### Tâches à effectuer
A – Recopiez l'extrait depuis « 2o Toute fonction » jusqu'à « produire de l'égalité. » inclus, en renommant « organe » en « instrument ».
B – D'après l'extrait, où se trouve l'organe de la justice, et de quoi s'agit-il ?

2o Toute fonction suppose un organe, c'est vrai, mais quels faits vous autorisent à dire que le couple marié est l'organe de la justice? Surtout lorsque vous prenez vous-même la peine de vous contredire, en avouant que l'on produit de la justice hors du mariage; qu'on n'a pas besoin d'être marié pour être juste?

L'organe de la justice est en chacun de nous, comme tous les autres; c'est le sens moral qui entre en action lorsqu'il s'agit d'apprécier la valeur morale d'un acte, ou d'appliquer à notre propre conduite la science morale acceptée par la raison du siècle.

3o D'après vous, la balance, c'est l'égalité; l'égalité c'est la justice: il y a donc, de votre part, contradiction d'exiger de deux créatures douées chacune de liberté, de volonté, d'intelligence, qu'elles se reconnaissent inégales pour produire de l'égalité.

4o Affirmer, comme vous l'avez fait, que le progrès est la réalisation de l'idéal par le libre arbitre; que, conséquemment, l'idéal est supérieur à la réalité, et que l'homme progresse parce qu'il se laisse guider par lui; puis affirmer que la femme est l'idéal de l'homme et que, cependant, elle est moindre et doit obéir, c'est une double contradiction. Si l'on admettait votre point de départ, la logique exigerait que l'homme se laissât guider par la femme. Mais à quoi bon discuter une chose qui n'offre aucun sens à l'intelligence? Si l'homme, d'après vous, représente en réalité la force, la raison, la justice, la femme étant l'idéalisation de l'homme, serait donc la plus grande force, la plus haute raison, la plus sublime justice..... Avez-vous prétendu dire cela, vous qui affirmez le contraire?

### Données recueillies
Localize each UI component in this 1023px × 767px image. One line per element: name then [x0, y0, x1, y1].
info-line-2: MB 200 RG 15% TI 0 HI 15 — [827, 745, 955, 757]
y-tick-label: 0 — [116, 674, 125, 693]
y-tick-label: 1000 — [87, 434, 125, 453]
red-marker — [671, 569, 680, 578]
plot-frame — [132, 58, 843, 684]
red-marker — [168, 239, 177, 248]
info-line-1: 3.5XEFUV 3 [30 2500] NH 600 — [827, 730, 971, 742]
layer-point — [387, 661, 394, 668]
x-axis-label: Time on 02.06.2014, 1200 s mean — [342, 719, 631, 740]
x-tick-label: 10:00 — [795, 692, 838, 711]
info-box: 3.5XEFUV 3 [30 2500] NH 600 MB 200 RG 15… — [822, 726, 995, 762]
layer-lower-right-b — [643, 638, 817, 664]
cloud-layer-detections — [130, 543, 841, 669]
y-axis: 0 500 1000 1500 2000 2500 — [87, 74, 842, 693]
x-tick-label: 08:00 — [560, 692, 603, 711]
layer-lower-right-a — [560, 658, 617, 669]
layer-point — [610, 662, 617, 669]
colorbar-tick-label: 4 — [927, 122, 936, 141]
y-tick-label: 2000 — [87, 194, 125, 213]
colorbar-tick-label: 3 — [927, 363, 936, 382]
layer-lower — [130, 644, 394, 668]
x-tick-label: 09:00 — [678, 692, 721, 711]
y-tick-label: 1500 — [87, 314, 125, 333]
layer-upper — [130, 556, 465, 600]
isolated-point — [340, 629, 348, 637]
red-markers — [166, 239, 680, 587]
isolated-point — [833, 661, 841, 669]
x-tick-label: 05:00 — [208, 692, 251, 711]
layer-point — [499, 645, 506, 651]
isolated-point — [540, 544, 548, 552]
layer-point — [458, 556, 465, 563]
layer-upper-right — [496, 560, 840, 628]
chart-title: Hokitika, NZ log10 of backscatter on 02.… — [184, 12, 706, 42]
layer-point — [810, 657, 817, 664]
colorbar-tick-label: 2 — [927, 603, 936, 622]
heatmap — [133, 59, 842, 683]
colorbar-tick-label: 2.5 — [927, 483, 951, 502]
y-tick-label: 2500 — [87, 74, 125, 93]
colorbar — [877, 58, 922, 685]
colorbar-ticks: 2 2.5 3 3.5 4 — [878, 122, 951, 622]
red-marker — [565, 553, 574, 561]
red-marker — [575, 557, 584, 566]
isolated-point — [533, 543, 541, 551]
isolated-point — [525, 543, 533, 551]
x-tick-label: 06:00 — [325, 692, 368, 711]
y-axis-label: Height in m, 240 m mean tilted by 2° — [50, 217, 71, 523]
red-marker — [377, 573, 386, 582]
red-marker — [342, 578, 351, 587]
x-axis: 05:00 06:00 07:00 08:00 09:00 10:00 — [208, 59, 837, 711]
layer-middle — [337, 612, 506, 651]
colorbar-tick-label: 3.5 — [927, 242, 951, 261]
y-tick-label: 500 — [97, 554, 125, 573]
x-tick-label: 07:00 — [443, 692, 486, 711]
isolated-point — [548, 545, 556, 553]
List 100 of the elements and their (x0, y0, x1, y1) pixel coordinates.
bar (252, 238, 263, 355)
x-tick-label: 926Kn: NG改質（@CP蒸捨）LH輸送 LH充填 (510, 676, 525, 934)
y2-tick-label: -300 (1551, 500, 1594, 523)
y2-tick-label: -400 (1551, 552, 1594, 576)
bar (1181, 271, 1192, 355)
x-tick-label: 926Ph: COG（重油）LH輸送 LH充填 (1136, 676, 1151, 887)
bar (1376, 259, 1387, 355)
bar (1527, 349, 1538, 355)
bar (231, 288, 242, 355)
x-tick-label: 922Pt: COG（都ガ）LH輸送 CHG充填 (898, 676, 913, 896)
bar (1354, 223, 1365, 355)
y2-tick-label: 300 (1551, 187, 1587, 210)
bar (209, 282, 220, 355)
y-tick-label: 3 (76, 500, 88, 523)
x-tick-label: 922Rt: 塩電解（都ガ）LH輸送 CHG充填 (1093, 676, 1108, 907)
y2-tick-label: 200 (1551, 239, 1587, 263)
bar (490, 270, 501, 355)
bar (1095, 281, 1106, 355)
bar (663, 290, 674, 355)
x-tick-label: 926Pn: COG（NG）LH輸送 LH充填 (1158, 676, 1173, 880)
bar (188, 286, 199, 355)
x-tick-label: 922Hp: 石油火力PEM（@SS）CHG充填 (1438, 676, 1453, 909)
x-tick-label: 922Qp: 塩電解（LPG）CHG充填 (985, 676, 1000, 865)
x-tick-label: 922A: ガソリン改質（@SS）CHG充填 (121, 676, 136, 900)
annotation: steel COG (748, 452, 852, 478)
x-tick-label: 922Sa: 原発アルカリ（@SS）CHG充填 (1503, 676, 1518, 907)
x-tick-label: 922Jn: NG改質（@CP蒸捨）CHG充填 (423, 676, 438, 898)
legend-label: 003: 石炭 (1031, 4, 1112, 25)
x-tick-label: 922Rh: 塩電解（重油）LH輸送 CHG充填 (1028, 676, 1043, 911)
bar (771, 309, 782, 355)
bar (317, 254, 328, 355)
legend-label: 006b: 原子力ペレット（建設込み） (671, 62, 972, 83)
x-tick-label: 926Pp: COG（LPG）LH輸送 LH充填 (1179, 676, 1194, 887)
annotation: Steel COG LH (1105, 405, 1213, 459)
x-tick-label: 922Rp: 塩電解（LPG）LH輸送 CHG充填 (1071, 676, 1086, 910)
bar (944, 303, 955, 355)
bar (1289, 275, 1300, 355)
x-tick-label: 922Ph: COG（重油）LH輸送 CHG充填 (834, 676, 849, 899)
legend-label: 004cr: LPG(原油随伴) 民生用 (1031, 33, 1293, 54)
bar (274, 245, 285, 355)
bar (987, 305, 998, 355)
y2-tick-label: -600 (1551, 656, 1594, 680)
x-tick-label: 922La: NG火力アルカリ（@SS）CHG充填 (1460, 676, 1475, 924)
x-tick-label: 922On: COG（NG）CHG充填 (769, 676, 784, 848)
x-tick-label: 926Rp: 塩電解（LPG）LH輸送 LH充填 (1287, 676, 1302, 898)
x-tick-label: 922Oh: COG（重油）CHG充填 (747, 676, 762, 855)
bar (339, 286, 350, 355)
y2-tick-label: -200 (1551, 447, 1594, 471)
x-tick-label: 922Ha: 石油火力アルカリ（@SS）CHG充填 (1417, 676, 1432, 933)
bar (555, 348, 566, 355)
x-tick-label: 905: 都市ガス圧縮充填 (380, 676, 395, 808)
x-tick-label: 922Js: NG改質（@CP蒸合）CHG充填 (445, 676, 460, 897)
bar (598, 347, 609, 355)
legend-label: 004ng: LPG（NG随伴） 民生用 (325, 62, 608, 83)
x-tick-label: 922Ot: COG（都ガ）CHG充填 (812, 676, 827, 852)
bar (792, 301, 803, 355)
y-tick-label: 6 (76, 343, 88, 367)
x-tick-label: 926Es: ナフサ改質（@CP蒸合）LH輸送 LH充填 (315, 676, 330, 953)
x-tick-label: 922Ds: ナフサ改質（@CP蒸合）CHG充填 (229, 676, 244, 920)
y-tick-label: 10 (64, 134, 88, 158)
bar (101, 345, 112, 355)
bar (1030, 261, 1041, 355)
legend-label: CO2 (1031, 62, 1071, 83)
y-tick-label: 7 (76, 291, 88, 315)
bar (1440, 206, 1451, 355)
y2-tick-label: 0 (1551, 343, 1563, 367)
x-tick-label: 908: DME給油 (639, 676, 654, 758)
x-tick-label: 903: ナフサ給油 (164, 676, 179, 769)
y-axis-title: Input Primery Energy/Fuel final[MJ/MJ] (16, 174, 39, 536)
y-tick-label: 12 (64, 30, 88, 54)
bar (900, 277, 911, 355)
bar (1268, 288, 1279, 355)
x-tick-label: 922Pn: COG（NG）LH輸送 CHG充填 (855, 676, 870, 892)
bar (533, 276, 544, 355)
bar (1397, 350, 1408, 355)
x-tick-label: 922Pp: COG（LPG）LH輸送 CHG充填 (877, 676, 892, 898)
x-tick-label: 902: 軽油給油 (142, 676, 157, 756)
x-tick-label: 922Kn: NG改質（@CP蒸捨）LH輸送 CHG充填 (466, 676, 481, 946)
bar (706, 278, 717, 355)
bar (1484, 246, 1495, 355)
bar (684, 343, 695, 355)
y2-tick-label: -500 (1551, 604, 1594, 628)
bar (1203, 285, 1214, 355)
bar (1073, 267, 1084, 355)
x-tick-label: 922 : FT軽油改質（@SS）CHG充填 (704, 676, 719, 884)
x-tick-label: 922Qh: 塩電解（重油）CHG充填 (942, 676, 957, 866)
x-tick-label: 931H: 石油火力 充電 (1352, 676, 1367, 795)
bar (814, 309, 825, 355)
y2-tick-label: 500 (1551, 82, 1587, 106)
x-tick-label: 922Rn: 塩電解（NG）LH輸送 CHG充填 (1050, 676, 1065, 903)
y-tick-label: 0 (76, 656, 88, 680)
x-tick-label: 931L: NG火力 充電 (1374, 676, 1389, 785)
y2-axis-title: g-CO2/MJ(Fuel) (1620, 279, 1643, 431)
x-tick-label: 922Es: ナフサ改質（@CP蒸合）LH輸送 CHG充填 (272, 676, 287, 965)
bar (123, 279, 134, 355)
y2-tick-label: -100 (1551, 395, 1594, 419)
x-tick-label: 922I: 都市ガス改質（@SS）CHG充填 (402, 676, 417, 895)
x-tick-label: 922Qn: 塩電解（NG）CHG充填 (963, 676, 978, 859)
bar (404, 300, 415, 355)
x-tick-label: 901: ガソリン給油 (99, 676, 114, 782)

### Réponses numérotées
A –
2o Toute fonction suppose un instrument, c'est vrai, mais quels faits vous autorisent à dire que le couple marié est l'instrument de la justice? Surtout lorsque vous prenez vous-même la peine de vous contredire, en avouant que l'on produit de la justice hors du mariage; qu'on n'a pas besoin d'être marié pour être juste?

L'instrument de la justice est en chacun de nous, comme tous les autres; c'est le sens moral qui entre en action lorsqu'il s'agit d'apprécier la valeur morale d'un acte, ou d'appliquer à notre propre conduite la science morale acceptée par la raison du siècle.

3o D'après vous, la balance, c'est l'égalité; l'égalité c'est la justice: il y a donc, de votre part, contradiction d'exiger de deux créatures douées chacune de liberté, de volonté, d'intelligence, qu'elles se reconnaissent inégales pour produire de l'égalité.

B – Il est en chacun de nous : c'est le sens moral.